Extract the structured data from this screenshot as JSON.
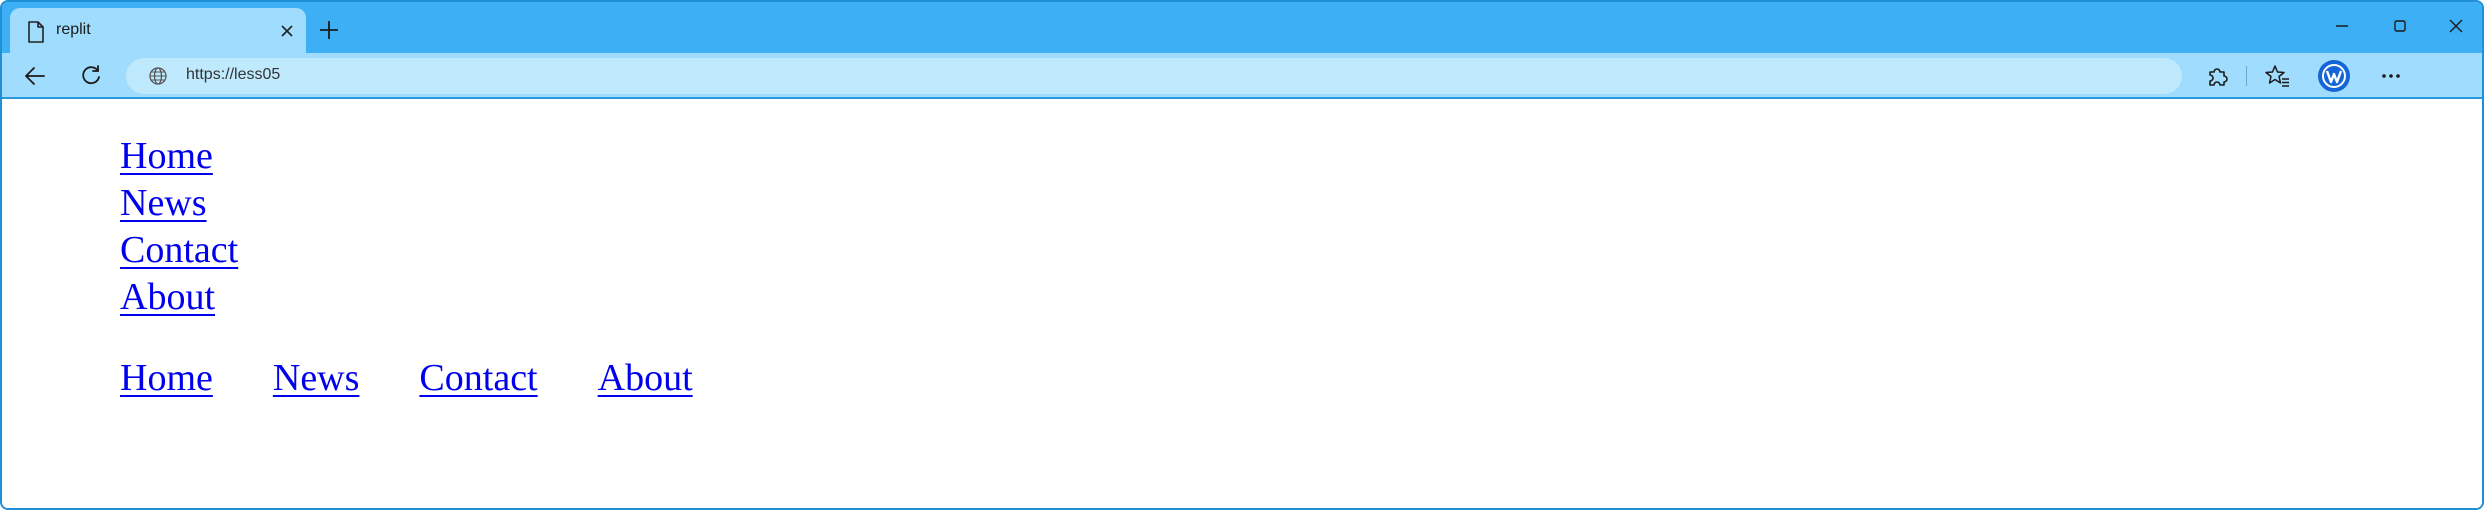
{
  "browser": {
    "tab_title": "replit",
    "address_url": "https://less05",
    "icons": {
      "tab": "page-icon",
      "close": "close-icon",
      "new_tab": "plus-icon",
      "back": "back-arrow-icon",
      "reload": "reload-icon",
      "site": "globe-icon",
      "extensions": "puzzle-icon",
      "favorites": "favorites-icon",
      "profile": "profile-avatar-icon",
      "more": "more-icon"
    },
    "colors": {
      "tab_strip": "#3db0f5",
      "toolbar": "#9fdcfd",
      "address_bar": "#bfe9fd",
      "profile": "#1565d8"
    }
  },
  "page": {
    "vertical_nav": [
      "Home",
      "News",
      "Contact",
      "About"
    ],
    "horizontal_nav": [
      "Home",
      "News",
      "Contact",
      "About"
    ],
    "link_color": "#0000ee"
  }
}
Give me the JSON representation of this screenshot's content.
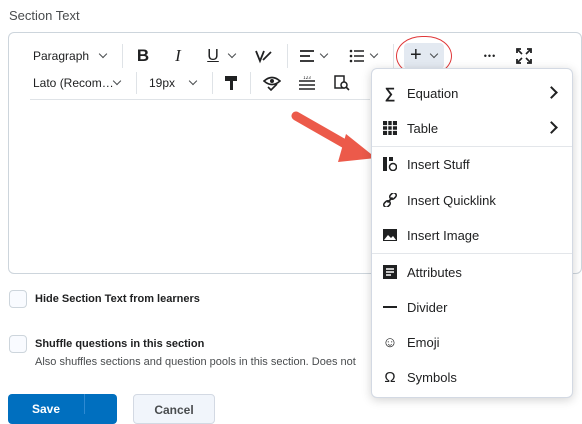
{
  "section_label": "Section Text",
  "toolbar": {
    "paragraph_select": "Paragraph",
    "font_select": "Lato (Recom…",
    "size_select": "19px",
    "bold_glyph": "B",
    "italic_glyph": "I",
    "underline_glyph": "U",
    "plus_glyph": "+",
    "more_glyph": "•••"
  },
  "insert_menu": {
    "items": [
      {
        "label": "Equation",
        "icon": "sigma-icon",
        "glyph": "∑",
        "submenu": true
      },
      {
        "label": "Table",
        "icon": "table-grid-icon",
        "glyph": "▦",
        "submenu": true
      },
      {
        "label": "Insert Stuff",
        "icon": "insert-stuff-icon",
        "glyph": "▮",
        "submenu": false
      },
      {
        "label": "Insert Quicklink",
        "icon": "link-icon",
        "glyph": "∞",
        "submenu": false
      },
      {
        "label": "Insert Image",
        "icon": "image-icon",
        "glyph": "▣",
        "submenu": false
      },
      {
        "label": "Attributes",
        "icon": "attributes-icon",
        "glyph": "☰",
        "submenu": false
      },
      {
        "label": "Divider",
        "icon": "divider-icon",
        "glyph": "—",
        "submenu": false
      },
      {
        "label": "Emoji",
        "icon": "emoji-icon",
        "glyph": "☺",
        "submenu": false
      },
      {
        "label": "Symbols",
        "icon": "omega-icon",
        "glyph": "Ω",
        "submenu": false
      }
    ]
  },
  "options": {
    "hide_label": "Hide Section Text from learners",
    "shuffle_label": "Shuffle questions in this section",
    "shuffle_desc": "Also shuffles sections and question pools in this section. Does not"
  },
  "buttons": {
    "save": "Save",
    "cancel": "Cancel"
  },
  "colors": {
    "accent": "#006fbf",
    "annotation_red": "#e0383a",
    "arrow": "#ec5a4a"
  }
}
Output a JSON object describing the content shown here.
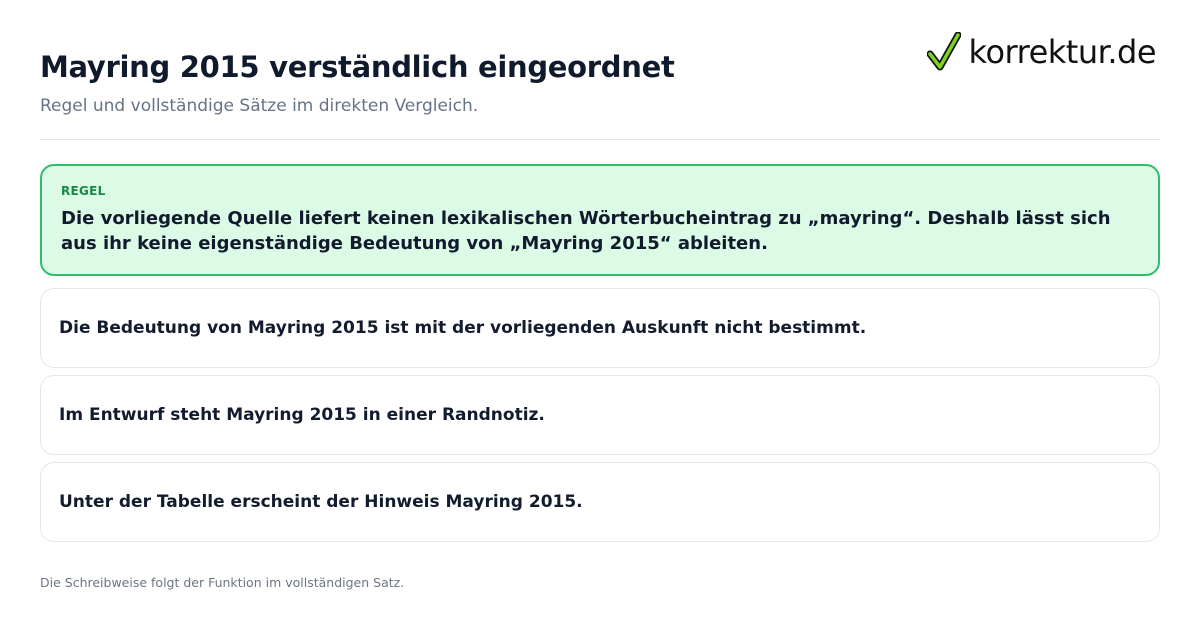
{
  "header": {
    "title": "Mayring 2015 verständlich eingeordnet",
    "subtitle": "Regel und vollständige Sätze im direkten Vergleich."
  },
  "logo": {
    "text": "korrektur.de",
    "icon": "checkmark-icon",
    "check_color": "#7ed321"
  },
  "rule": {
    "label": "REGEL",
    "text": "Die vorliegende Quelle liefert keinen lexikalischen Wörterbucheintrag zu „mayring“. Deshalb lässt sich aus ihr keine eigenständige Bedeutung von „Mayring 2015“ ableiten.",
    "border_color": "#2ebd6b",
    "background_color": "#dcfbe7",
    "label_color": "#168a45"
  },
  "examples": [
    "Die Bedeutung von Mayring 2015 ist mit der vorliegenden Auskunft nicht bestimmt.",
    "Im Entwurf steht Mayring 2015 in einer Randnotiz.",
    "Unter der Tabelle erscheint der Hinweis Mayring 2015."
  ],
  "footer": {
    "note": "Die Schreibweise folgt der Funktion im vollständigen Satz."
  }
}
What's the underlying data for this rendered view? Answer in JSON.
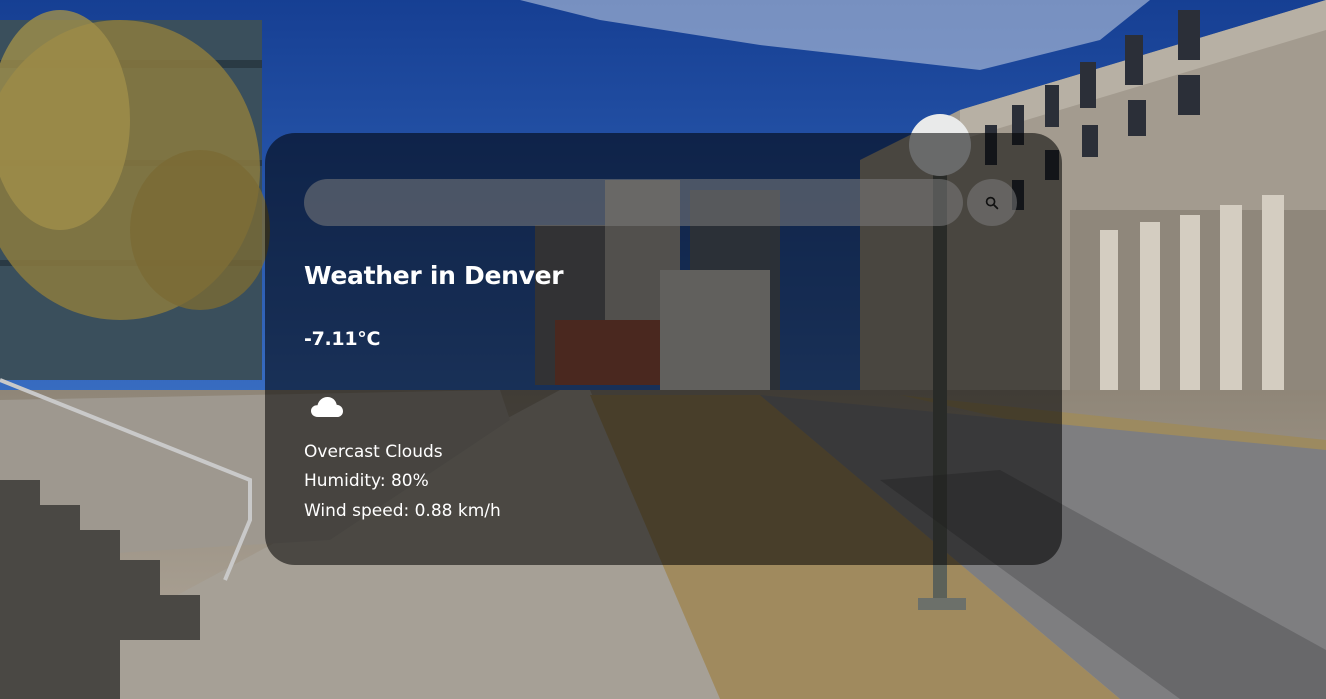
{
  "search": {
    "placeholder": "",
    "button_icon": "search-icon"
  },
  "weather": {
    "title": "Weather in Denver",
    "temperature": "-7.11°C",
    "icon": "cloud-icon",
    "description": "Overcast Clouds",
    "humidity": "Humidity: 80%",
    "wind": "Wind speed: 0.88 km/h"
  },
  "colors": {
    "card_background": "rgba(0,0,0,0.55)",
    "text": "#ffffff",
    "sky": "#1f4fa8"
  }
}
· · · · · · ·
**Challenge:**
Each line of the material above either contains the word "from" or does not; state how many do, and nothing else.

**Solution to this exercise:**
2